• _Materials provided_:
* * *

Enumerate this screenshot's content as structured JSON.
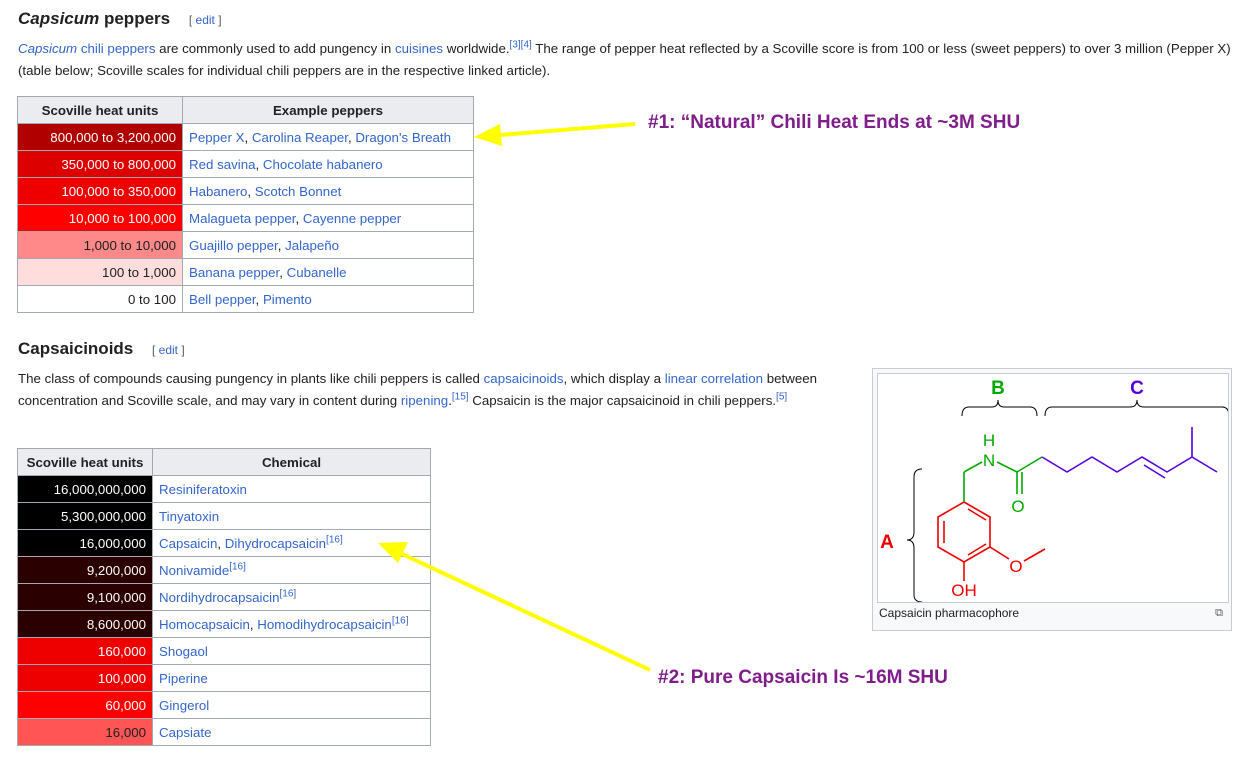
{
  "section1": {
    "heading_italic": "Capsicum",
    "heading_rest": " peppers",
    "edit_label": "edit",
    "para": {
      "t1": "Capsicum",
      "t2": " ",
      "t3": "chili peppers",
      "t4": " are commonly used to add pungency in ",
      "t5": "cuisines",
      "t6": " worldwide.",
      "ref1": "[3]",
      "ref2": "[4]",
      "t7": " The range of pepper heat reflected by a Scoville score is from 100 or less (sweet peppers) to over 3 million (Pepper X) (table below; Scoville scales for individual chili peppers are in the respective linked article)."
    },
    "table": {
      "headers": [
        "Scoville heat units",
        "Example peppers"
      ],
      "rows": [
        {
          "shu": "800,000 to 3,200,000",
          "bg": "#b00000",
          "fg": "#ffffff",
          "peppers": [
            "Pepper X",
            "Carolina Reaper",
            "Dragon's Breath"
          ]
        },
        {
          "shu": "350,000 to 800,000",
          "bg": "#dd0000",
          "fg": "#ffffff",
          "peppers": [
            "Red savina",
            "Chocolate habanero"
          ]
        },
        {
          "shu": "100,000 to 350,000",
          "bg": "#ee0000",
          "fg": "#ffffff",
          "peppers": [
            "Habanero",
            "Scotch Bonnet"
          ]
        },
        {
          "shu": "10,000 to 100,000",
          "bg": "#ff0000",
          "fg": "#ffffff",
          "peppers": [
            "Malagueta pepper",
            "Cayenne pepper"
          ]
        },
        {
          "shu": "1,000 to 10,000",
          "bg": "#ff8888",
          "fg": "#202122",
          "peppers": [
            "Guajillo pepper",
            "Jalapeño"
          ]
        },
        {
          "shu": "100 to 1,000",
          "bg": "#ffdddd",
          "fg": "#202122",
          "peppers": [
            "Banana pepper",
            "Cubanelle"
          ]
        },
        {
          "shu": "0 to 100",
          "bg": "#ffffff",
          "fg": "#202122",
          "peppers": [
            "Bell pepper",
            "Pimento"
          ]
        }
      ]
    }
  },
  "section2": {
    "heading": "Capsaicinoids",
    "edit_label": "edit",
    "para": {
      "t1": "The class of compounds causing pungency in plants like chili peppers is called ",
      "t2": "capsaicinoids",
      "t3": ", which display a ",
      "t4": "linear correlation",
      "t5": " between concentration and Scoville scale, and may vary in content during ",
      "t6": "ripening",
      "t7": ".",
      "ref1": "[15]",
      "t8": " Capsaicin is the major capsaicinoid in chili peppers.",
      "ref2": "[5]"
    },
    "table": {
      "headers": [
        "Scoville heat units",
        "Chemical"
      ],
      "rows": [
        {
          "shu": "16,000,000,000",
          "bg": "#000000",
          "fg": "#ffffff",
          "chems": [
            "Resiniferatoxin"
          ],
          "ref": ""
        },
        {
          "shu": "5,300,000,000",
          "bg": "#000000",
          "fg": "#ffffff",
          "chems": [
            "Tinyatoxin"
          ],
          "ref": ""
        },
        {
          "shu": "16,000,000",
          "bg": "#000000",
          "fg": "#ffffff",
          "chems": [
            "Capsaicin",
            "Dihydrocapsaicin"
          ],
          "ref": "[16]"
        },
        {
          "shu": "9,200,000",
          "bg": "#2a0000",
          "fg": "#ffffff",
          "chems": [
            "Nonivamide"
          ],
          "ref": "[16]"
        },
        {
          "shu": "9,100,000",
          "bg": "#2a0000",
          "fg": "#ffffff",
          "chems": [
            "Nordihydrocapsaicin"
          ],
          "ref": "[16]"
        },
        {
          "shu": "8,600,000",
          "bg": "#2a0000",
          "fg": "#ffffff",
          "chems": [
            "Homocapsaicin",
            "Homodihydrocapsaicin"
          ],
          "ref": "[16]"
        },
        {
          "shu": "160,000",
          "bg": "#ee0000",
          "fg": "#ffffff",
          "chems": [
            "Shogaol"
          ],
          "ref": ""
        },
        {
          "shu": "100,000",
          "bg": "#ee0000",
          "fg": "#ffffff",
          "chems": [
            "Piperine"
          ],
          "ref": ""
        },
        {
          "shu": "60,000",
          "bg": "#ff0000",
          "fg": "#ffffff",
          "chems": [
            "Gingerol"
          ],
          "ref": ""
        },
        {
          "shu": "16,000",
          "bg": "#ff5555",
          "fg": "#202122",
          "chems": [
            "Capsiate"
          ],
          "ref": ""
        }
      ]
    }
  },
  "figure": {
    "caption": "Capsaicin pharmacophore",
    "magnify_icon": "⧉",
    "labels": {
      "a": "A",
      "b": "B",
      "c": "C",
      "nh_h": "H",
      "nh_n": "N",
      "o_carbonyl": "O",
      "o_methoxy": "O",
      "oh": "OH"
    },
    "colors": {
      "a": "#ee0000",
      "b": "#00aa00",
      "c": "#5500dd"
    }
  },
  "annotations": {
    "note1": "#1: “Natural” Chili Heat Ends at ~3M SHU",
    "note2": "#2: Pure Capsaicin Is ~16M SHU",
    "arrow_color": "#ffff00",
    "text_color": "#7f1d8a"
  }
}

* * *

• _Problem to work on_: Please find each line in the records above that holds the word "Capsicum", and copy it.

• _Worked solution_:
    "heading_italic": "Capsicum",
      "t1": "Capsicum",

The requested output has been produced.